— BEGIN —
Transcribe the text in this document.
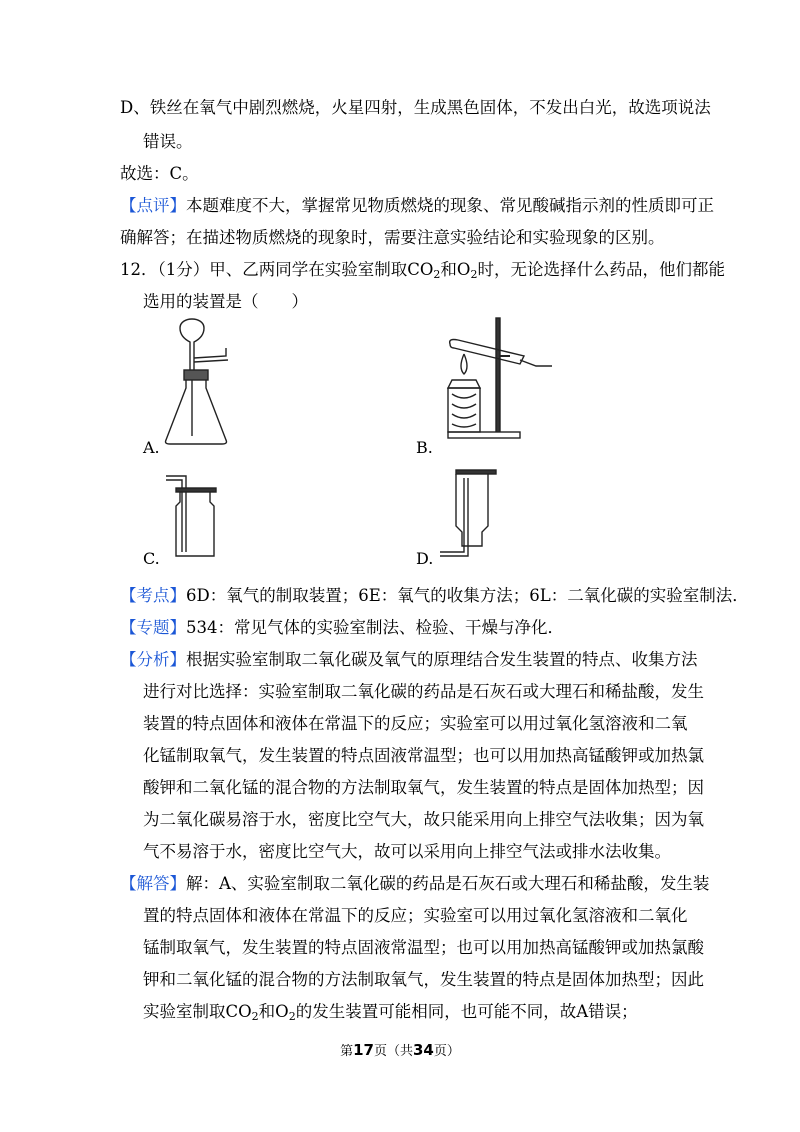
D、铁丝在氧气中剧烈燃烧，火星四射，生成黑色固体，不发出白光，故选项说法
错误。
故选：C。
【点评】本题难度不大，掌握常见物质燃烧的现象、常见酸碱指示剂的性质即可正
确解答；在描述物质燃烧的现象时，需要注意实验结论和实验现象的区别。
12．（1分）甲、乙两同学在实验室制取$CO_2$和$O_2$时，无论选择什么药品，他们都能
选用的装置是（　　）
A.	B.
C.	D.
【考点】6D：氧气的制取装置；6E：氧气的收集方法；6L：二氧化碳的实验室制法．
【专题】534：常见气体的实验室制法、检验、干燥与净化．
【分析】根据实验室制取二氧化碳及氧气的原理结合发生装置的特点、收集方法
进行对比选择：实验室制取二氧化碳的药品是石灰石或大理石和稀盐酸，发生
装置的特点固体和液体在常温下的反应；实验室可以用过氧化氢溶液和二氧
化锰制取氧气，发生装置的特点固液常温型；也可以用加热高锰酸钾或加热氯
酸钾和二氧化锰的混合物的方法制取氧气，发生装置的特点是固体加热型；因
为二氧化碳易溶于水，密度比空气大，故只能采用向上排空气法收集；因为氧
气不易溶于水，密度比空气大，故可以采用向上排空气法或排水法收集。
【解答】解：A、实验室制取二氧化碳的药品是石灰石或大理石和稀盐酸，发生装
置的特点固体和液体在常温下的反应；实验室可以用过氧化氢溶液和二氧化
锰制取氧气，发生装置的特点固液常温型；也可以用加热高锰酸钾或加热氯酸
钾和二氧化锰的混合物的方法制取氧气，发生装置的特点是固体加热型；因此
实验室制取$CO_2$和$O_2$的发生装置可能相同，也可能不同，故A错误；
第17页（共34页）
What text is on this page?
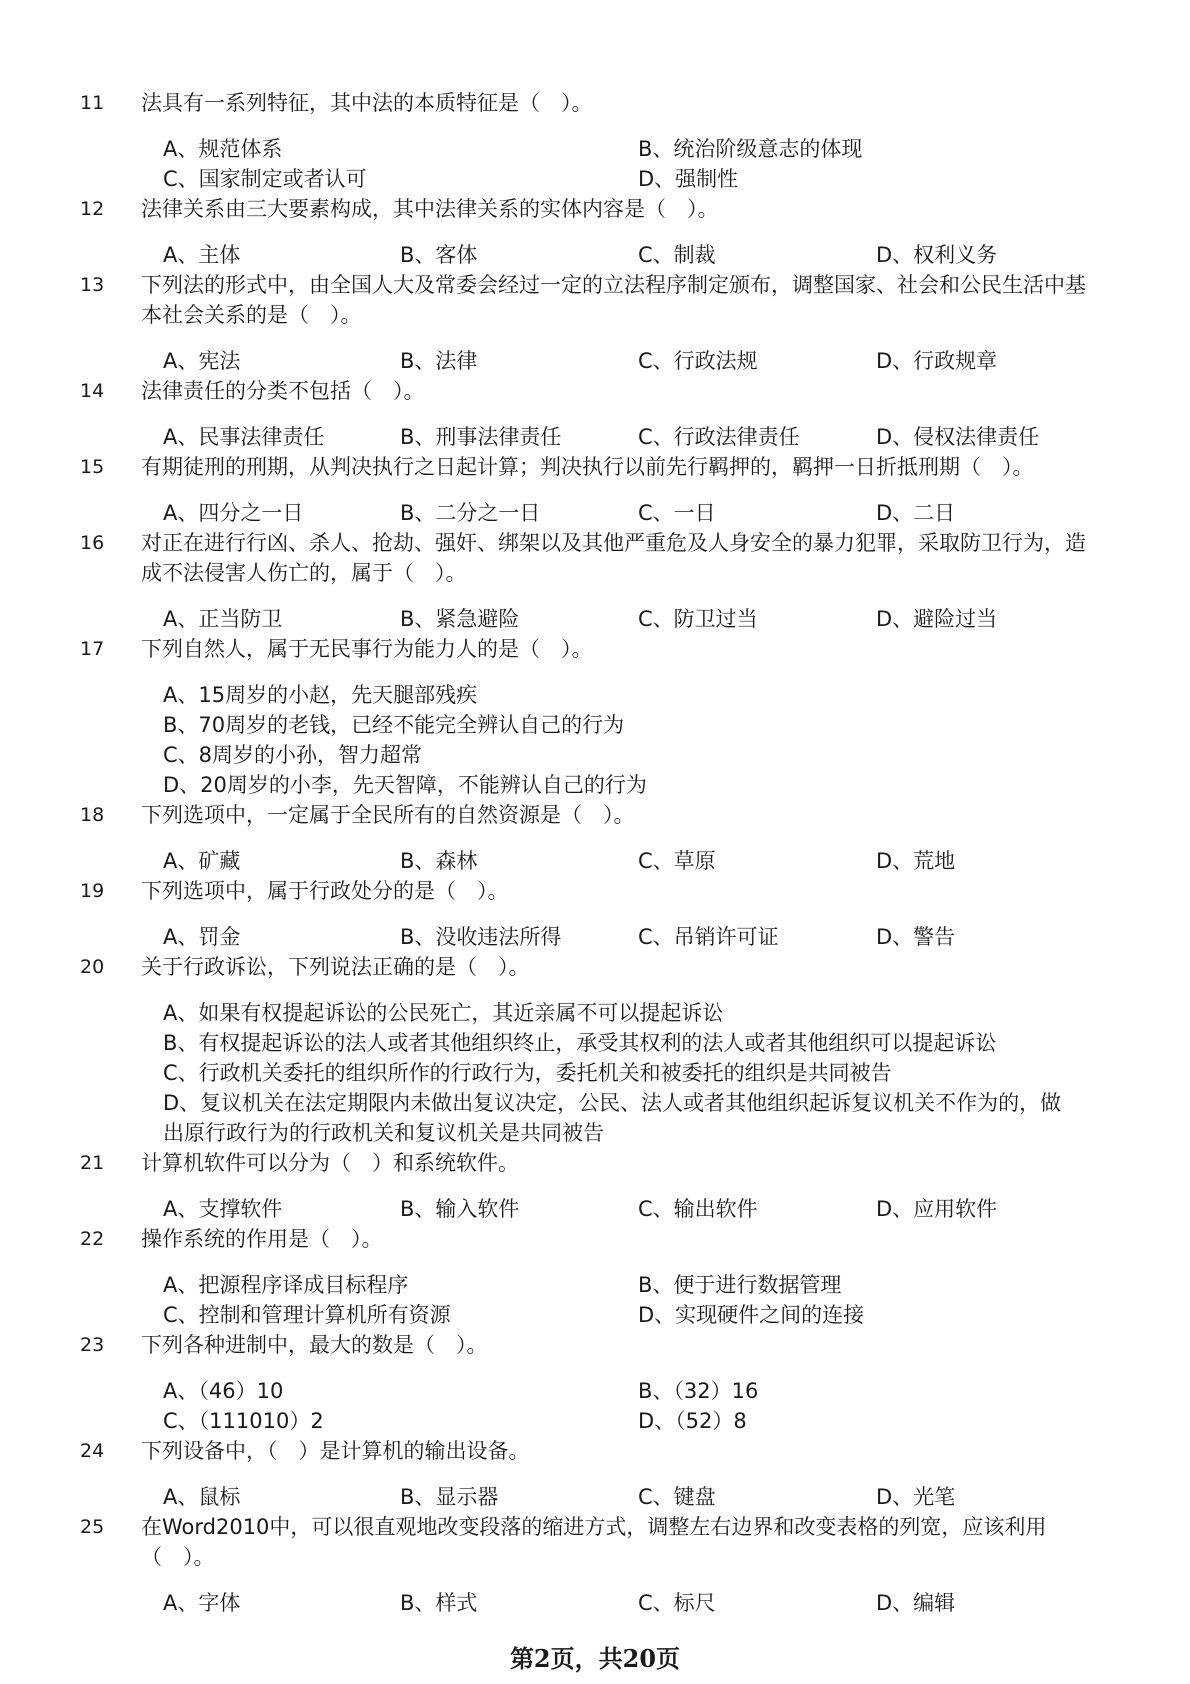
11 法具有一系列特征，其中法的本质特征是（　）。
A、规范体系	B、统治阶级意志的体现
C、国家制定或者认可	D、强制性
12 法律关系由三大要素构成，其中法律关系的实体内容是（　）。
A、主体	B、客体	C、制裁	D、权利义务
13 下列法的形式中，由全国人大及常委会经过一定的立法程序制定颁布，调整国家、社会和公民生活中基本社会关系的是（　）。
A、宪法	B、法律	C、行政法规	D、行政规章
14 法律责任的分类不包括（　）。
A、民事法律责任	B、刑事法律责任	C、行政法律责任	D、侵权法律责任
15 有期徒刑的刑期，从判决执行之日起计算；判决执行以前先行羁押的，羁押一日折抵刑期（　）。
A、四分之一日	B、二分之一日	C、一日	D、二日
16 对正在进行行凶、杀人、抢劫、强奸、绑架以及其他严重危及人身安全的暴力犯罪，采取防卫行为，造成不法侵害人伤亡的，属于（　）。
A、正当防卫	B、紧急避险	C、防卫过当	D、避险过当
17 下列自然人，属于无民事行为能力人的是（　）。
A、15周岁的小赵，先天腿部残疾
B、70周岁的老钱，已经不能完全辨认自己的行为
C、8周岁的小孙，智力超常
D、20周岁的小李，先天智障，不能辨认自己的行为
18 下列选项中，一定属于全民所有的自然资源是（　）。
A、矿藏	B、森林	C、草原	D、荒地
19 下列选项中，属于行政处分的是（　）。
A、罚金	B、没收违法所得	C、吊销许可证	D、警告
20 关于行政诉讼，下列说法正确的是（　）。
A、如果有权提起诉讼的公民死亡，其近亲属不可以提起诉讼
B、有权提起诉讼的法人或者其他组织终止，承受其权利的法人或者其他组织可以提起诉讼
C、行政机关委托的组织所作的行政行为，委托机关和被委托的组织是共同被告
D、复议机关在法定期限内未做出复议决定，公民、法人或者其他组织起诉复议机关不作为的，做出原行政行为的行政机关和复议机关是共同被告
21 计算机软件可以分为（　）和系统软件。
A、支撑软件	B、输入软件	C、输出软件	D、应用软件
22 操作系统的作用是（　）。
A、把源程序译成目标程序	B、便于进行数据管理
C、控制和管理计算机所有资源	D、实现硬件之间的连接
23 下列各种进制中，最大的数是（　）。
A、（46）10	B、（32）16
C、（111010）2	D、（52）8
24 下列设备中，（　）是计算机的输出设备。
A、鼠标	B、显示器	C、键盘	D、光笔
25 在Word2010中，可以很直观地改变段落的缩进方式，调整左右边界和改变表格的列宽，应该利用（　）。
A、字体	B、样式	C、标尺	D、编辑
第2页，共20页
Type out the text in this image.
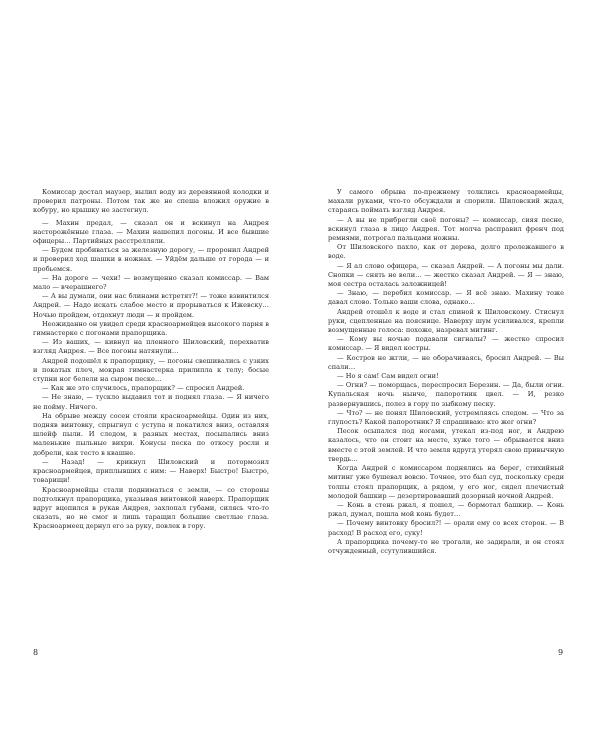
Комиссар достал маузер, вылил воду из деревянной колодки и проверил патроны. Потом так же не спеша вложил оружие в кобуру, но крышку не застегнул.

— Махин предал, — сказал он и вскинул на Андрея насторожённые глаза. — Махин нашепил погоны. И все бывшие офицеры… Партийных расстрелляли.

— Будем пробиваться за железную дорогу, — проронил Андрей и проверил ход шашки в ножнах. — Уйдём дальше от города — и пробьемся.

— На дороге — чехи! — возмущенно сказал комиссар. — Вам мало — вчерашнего?

— А вы думали, они нас блинами встретят?! — тоже взвинтился Андрей. — Надо искать слабое место и прорываться к Ижевску… Ночью пройдем, отдохнут люди — и пройдем.

Неожиданно он увидел среди красноармейцев высокого парня в гимнастерке с погонами прапорщика.

— Из ваших, — кивнул на пленного Шиловский, перехватив взгляд Андрея. — Все погоны натянули…

Андрей подошёл к прапорщику, — погоны свешивались с узких и покатых плеч, мокрая гимнастерка прилипла к телу; босые ступни ног белели на сыром песке…

— Как же это случилось, прапорщик? — спросил Андрей.

— Не знаю, — тускло выдавил тот и поднял глаза. — Я ничего не пойму. Ничего.

На обрыве между сосен стояли красноармейцы. Один из них, подняв винтовку, спрыгнул с уступа и покатился вниз, оставляя шлейф пыли. И следом, в разных местах, посыпались вниз маленькие пыльные вихри. Конусы песка по откосу росли и добрели, как тесто в квашне.

— Назад! — крикнул Шиловский и потормозил красноармейцев, приплывших с ним: — Наверх! Быстро! Быстро, товарищи!

Красноармейцы стали подниматься с земли, — со стороны подтолкнул прапорщика, указывая винтовкой наверх. Прапорщик вдруг вцепился в рукав Андрея, захлопал губами, силясь что-то сказать, но не смог и лишь таращил большие светлые глаза. Красноармеец дернул его за руку, повлек в гору.

У самого обрыва по-прежнему толклись красноармейцы, махали руками, что-то обсуждали и спорили. Шиловский ждал, стараясь поймать взгляд Андрея.

— А вы не прибрегли своё погоны? — комиссар, сияя песне, вскинул глаза в лицо Андрея. Тот молча расправил френч под ремнями, потрогал пальцами ножны.

От Шиловского пахло, как от дерева, долго пролежавшего в воде.

— Я ал слово офицера, — сказал Андрей. — А погоны мы дали. Снопки — снять не вели… — жестко сказал Андрей. — Я — знаю, моя сестра осталась заложницей!

— Знаю, — перебил комиссар. — Я всё знаю. Махину тоже давал слово. Только ваши слова, однако…

Андрей отошёл к воде и стал спиной к Шиловскому. Стиснул руки, сцепленные на пояснице. Наверху шум усиливался, крепли возмущенные голоса: похоже, назревал митинг.

— Кому вы ночью подавали сигналы? — жестко спросил комиссар. — Я видел костры.

— Костров не жгли, — не оборачиваясь, бросил Андрей. — Вы спали…

— Но я сам! Сам видел огни!

— Огни? — поморщась, переспросил Березин. — Да, были огни. Купальская ночь нынче, папоротник цвел. — И, резко развернувшись, полез в гору по зыбкому песку.

— Что? — не понял Шиловский, устремляясь следом. — Что за глупость? Какой папоротник? Я спрашиваю: кто жег огни?

Песок осыпался под ногами, утекал из-под ног, и Андрею казалось, что он стоит на месте, хуже того — обрывается вниз вместе с этой землей. И что земля вдругд утерял свою привычную твердь…

Когда Андрей с комиссаром поднялись на берег, стихийный митинг уже бушевал вовсю. Точнее, это был суд, поскольку среди толпы стоял прапорщик, а рядом, у его ног, сидел плечистый молодой башкир — дезертировавший дозорный ночной Андрей.

— Конь в стень ржал, я пошел, — бормотал башкир. — Конь ржал, думал, пошла мой конь будет…

— Почему винтовку бросил?! — орали ему со всех сторон. — В расход! В расход его, суку!

А прапорщика почему-то не трогали, не задирали, и он стоял отчужденный, ссутулившийся.

8	9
— END —
* **WHAT IS ASKED**:
Only a number is wanted: how many lines of the material above hold "глаза"?

* **FULL OUTPUT**:
4